─── Given information ───

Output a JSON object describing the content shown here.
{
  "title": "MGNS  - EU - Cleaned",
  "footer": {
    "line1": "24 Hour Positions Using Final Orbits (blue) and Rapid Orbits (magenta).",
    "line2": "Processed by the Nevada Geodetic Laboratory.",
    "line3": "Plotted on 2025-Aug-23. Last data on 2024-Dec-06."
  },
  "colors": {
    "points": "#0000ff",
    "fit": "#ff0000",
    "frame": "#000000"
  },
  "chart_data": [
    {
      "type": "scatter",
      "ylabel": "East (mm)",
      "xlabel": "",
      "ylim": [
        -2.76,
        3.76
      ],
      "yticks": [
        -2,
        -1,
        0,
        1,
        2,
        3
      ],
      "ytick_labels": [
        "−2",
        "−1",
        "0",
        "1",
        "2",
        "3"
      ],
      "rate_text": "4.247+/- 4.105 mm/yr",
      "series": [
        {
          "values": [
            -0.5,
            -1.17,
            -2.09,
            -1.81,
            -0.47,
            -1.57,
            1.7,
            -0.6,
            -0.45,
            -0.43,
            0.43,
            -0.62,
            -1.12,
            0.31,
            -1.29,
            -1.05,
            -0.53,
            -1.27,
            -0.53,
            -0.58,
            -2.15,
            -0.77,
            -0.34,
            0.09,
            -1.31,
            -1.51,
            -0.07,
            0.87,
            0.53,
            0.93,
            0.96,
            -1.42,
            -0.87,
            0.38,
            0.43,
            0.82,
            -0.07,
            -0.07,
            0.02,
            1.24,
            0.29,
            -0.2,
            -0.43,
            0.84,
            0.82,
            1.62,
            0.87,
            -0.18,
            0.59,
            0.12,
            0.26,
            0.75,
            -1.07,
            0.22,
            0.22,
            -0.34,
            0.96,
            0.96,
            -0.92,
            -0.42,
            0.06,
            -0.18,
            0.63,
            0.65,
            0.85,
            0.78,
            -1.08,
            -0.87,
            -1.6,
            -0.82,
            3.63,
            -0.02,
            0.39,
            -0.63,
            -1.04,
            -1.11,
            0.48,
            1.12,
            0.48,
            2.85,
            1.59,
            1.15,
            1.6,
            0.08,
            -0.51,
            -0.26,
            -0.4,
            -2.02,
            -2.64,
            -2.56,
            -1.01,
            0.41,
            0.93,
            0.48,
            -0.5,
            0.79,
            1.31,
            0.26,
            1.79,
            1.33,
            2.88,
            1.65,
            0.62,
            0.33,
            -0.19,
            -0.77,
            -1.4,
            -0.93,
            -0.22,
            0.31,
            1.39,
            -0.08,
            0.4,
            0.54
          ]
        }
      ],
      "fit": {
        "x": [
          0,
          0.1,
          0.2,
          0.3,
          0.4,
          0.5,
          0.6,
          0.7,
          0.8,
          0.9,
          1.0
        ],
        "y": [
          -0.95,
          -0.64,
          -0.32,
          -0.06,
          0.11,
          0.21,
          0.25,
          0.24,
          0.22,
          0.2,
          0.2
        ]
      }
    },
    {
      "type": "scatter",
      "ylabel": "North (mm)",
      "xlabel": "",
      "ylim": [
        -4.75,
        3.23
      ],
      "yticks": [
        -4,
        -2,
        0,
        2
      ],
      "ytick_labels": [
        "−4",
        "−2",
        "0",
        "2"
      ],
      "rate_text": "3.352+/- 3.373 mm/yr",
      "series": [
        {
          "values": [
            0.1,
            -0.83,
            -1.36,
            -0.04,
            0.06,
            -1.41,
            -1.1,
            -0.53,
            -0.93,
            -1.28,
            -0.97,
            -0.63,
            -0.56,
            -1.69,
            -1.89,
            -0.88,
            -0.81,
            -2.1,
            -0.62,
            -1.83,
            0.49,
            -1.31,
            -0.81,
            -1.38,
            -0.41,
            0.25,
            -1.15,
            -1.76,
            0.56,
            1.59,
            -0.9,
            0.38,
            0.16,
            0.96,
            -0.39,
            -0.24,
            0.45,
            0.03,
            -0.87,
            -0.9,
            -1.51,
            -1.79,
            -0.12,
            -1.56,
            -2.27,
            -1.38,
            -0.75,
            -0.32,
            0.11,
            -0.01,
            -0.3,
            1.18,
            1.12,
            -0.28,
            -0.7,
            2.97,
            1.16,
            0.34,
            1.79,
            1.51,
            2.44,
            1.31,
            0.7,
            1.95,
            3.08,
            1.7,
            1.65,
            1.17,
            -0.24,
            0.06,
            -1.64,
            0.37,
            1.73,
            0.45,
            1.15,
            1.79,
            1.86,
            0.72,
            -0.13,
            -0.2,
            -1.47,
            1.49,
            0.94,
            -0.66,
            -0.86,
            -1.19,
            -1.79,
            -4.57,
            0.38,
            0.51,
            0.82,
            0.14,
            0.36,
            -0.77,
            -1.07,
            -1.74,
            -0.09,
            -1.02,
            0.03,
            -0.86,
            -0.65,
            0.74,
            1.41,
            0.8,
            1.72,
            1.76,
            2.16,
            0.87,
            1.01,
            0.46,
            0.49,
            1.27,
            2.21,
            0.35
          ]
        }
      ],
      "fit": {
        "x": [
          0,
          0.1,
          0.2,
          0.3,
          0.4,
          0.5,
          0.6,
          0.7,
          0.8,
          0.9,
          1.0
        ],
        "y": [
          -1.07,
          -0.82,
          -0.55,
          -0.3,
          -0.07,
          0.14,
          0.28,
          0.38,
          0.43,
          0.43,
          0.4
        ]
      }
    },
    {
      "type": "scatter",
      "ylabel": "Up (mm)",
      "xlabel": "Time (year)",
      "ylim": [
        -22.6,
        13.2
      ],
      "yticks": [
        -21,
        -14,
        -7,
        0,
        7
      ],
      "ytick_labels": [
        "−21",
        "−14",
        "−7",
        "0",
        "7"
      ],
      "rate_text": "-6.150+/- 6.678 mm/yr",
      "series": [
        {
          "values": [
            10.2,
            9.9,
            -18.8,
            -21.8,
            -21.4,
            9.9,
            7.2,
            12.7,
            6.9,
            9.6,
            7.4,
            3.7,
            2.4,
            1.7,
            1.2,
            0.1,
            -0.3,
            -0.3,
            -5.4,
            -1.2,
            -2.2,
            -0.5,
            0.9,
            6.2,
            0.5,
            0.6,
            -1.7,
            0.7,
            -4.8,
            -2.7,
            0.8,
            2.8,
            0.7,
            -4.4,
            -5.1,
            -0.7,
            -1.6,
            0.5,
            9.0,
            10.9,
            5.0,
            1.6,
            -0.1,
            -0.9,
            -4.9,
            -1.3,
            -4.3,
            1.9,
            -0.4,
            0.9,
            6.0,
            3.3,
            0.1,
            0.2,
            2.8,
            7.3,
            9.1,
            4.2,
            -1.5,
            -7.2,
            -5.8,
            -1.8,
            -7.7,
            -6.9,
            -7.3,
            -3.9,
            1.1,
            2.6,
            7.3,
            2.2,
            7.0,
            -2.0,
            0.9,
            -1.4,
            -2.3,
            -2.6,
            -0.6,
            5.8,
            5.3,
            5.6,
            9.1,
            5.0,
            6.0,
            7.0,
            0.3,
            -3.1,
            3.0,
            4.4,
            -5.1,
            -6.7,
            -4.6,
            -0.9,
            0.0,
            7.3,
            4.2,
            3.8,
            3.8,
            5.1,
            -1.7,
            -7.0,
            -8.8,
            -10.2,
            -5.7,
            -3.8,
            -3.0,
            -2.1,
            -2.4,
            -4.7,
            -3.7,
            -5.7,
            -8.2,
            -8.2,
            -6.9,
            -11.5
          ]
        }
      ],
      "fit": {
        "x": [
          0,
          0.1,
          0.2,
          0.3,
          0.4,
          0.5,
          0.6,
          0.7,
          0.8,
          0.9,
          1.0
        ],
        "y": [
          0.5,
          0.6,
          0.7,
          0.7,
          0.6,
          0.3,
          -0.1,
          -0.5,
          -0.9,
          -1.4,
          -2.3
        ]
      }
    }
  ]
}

───

Problem description -
Copy out every line from the data above that has "ylabel" in it.

Task response -
      "ylabel": "East (mm)",
      "ylabel": "North (mm)",
      "ylabel": "Up (mm)",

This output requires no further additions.